[Start EXERCISE INPUTS]

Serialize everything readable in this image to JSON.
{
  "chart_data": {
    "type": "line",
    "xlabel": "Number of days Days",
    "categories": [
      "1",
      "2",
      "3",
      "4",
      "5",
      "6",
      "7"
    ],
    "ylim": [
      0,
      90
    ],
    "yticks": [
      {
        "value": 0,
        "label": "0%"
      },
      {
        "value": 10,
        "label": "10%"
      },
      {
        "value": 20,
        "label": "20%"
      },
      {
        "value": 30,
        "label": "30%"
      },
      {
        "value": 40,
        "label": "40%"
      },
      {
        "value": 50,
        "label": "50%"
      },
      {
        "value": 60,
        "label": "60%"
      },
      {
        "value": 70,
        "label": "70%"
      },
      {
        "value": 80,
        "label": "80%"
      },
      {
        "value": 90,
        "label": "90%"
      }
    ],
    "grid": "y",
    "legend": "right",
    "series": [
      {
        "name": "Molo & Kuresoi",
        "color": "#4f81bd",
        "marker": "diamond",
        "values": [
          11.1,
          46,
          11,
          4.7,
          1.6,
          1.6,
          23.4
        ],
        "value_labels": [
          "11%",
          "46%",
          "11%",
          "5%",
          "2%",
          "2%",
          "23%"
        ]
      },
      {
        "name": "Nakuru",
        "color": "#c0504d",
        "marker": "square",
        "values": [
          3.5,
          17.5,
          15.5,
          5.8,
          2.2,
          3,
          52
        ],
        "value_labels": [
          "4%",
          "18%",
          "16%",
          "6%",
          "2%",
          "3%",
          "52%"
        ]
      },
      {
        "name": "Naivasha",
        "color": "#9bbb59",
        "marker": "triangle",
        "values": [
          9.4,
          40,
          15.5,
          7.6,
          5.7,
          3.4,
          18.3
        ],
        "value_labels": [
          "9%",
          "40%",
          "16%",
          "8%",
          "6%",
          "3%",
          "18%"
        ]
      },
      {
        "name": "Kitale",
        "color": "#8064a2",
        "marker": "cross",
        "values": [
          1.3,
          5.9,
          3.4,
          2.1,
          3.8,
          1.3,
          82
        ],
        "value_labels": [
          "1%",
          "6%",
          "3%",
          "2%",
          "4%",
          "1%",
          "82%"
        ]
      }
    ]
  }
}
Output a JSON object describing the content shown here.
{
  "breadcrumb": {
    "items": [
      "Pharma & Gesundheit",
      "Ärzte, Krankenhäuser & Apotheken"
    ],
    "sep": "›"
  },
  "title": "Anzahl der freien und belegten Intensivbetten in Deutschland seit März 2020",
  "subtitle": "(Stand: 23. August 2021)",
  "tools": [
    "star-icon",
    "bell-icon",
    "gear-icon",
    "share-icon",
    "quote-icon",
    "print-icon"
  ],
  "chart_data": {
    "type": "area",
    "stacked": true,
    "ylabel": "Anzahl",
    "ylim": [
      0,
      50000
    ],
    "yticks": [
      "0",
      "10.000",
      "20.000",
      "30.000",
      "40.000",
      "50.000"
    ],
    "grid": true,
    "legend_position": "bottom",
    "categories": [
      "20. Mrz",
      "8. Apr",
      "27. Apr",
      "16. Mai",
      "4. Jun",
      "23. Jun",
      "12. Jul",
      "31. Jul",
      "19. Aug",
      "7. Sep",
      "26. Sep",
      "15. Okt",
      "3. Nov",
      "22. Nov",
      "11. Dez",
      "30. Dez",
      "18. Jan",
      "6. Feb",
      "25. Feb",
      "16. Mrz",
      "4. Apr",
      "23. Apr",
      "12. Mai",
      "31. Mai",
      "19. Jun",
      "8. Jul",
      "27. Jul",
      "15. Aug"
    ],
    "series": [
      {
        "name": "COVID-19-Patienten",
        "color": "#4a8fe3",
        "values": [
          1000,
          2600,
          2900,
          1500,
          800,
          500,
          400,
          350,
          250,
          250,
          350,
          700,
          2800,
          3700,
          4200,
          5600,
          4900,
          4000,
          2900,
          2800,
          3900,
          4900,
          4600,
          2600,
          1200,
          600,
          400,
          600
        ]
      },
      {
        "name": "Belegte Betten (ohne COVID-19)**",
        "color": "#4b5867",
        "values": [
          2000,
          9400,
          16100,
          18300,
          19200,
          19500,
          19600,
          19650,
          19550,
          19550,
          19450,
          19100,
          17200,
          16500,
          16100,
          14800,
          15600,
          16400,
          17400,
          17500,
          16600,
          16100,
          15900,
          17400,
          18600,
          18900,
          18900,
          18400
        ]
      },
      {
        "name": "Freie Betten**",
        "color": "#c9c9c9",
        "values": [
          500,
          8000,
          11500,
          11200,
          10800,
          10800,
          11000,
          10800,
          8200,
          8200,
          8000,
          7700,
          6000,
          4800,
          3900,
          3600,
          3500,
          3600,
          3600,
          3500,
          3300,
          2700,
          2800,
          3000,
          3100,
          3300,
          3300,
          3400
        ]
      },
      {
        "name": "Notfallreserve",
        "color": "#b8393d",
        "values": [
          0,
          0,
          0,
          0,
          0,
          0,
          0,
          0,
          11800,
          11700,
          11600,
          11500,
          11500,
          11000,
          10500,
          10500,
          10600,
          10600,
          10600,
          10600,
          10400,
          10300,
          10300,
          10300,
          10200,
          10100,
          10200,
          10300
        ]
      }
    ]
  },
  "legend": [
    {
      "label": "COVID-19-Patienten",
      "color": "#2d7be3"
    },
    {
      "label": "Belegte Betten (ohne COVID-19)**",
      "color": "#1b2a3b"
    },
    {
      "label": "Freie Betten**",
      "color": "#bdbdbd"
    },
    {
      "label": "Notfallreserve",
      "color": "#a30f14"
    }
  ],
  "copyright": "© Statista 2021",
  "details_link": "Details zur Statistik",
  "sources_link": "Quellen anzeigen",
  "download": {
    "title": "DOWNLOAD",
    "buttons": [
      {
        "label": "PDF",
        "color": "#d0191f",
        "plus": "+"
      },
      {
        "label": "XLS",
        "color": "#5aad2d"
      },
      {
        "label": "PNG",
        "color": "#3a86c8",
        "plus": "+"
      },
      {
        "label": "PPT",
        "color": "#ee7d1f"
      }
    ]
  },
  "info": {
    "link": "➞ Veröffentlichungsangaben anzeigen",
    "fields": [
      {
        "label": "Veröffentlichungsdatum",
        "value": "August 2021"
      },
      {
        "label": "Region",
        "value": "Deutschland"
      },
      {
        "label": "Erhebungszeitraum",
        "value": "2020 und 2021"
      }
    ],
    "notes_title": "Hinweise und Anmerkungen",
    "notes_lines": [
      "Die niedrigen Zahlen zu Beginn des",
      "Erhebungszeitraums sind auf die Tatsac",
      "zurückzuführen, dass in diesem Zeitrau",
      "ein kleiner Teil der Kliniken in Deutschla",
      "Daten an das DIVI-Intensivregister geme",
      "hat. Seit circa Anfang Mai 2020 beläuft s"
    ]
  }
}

[End EXERCISE INPUTS]

Return the number of lines that include the word "Anzahl", and nothing else.

2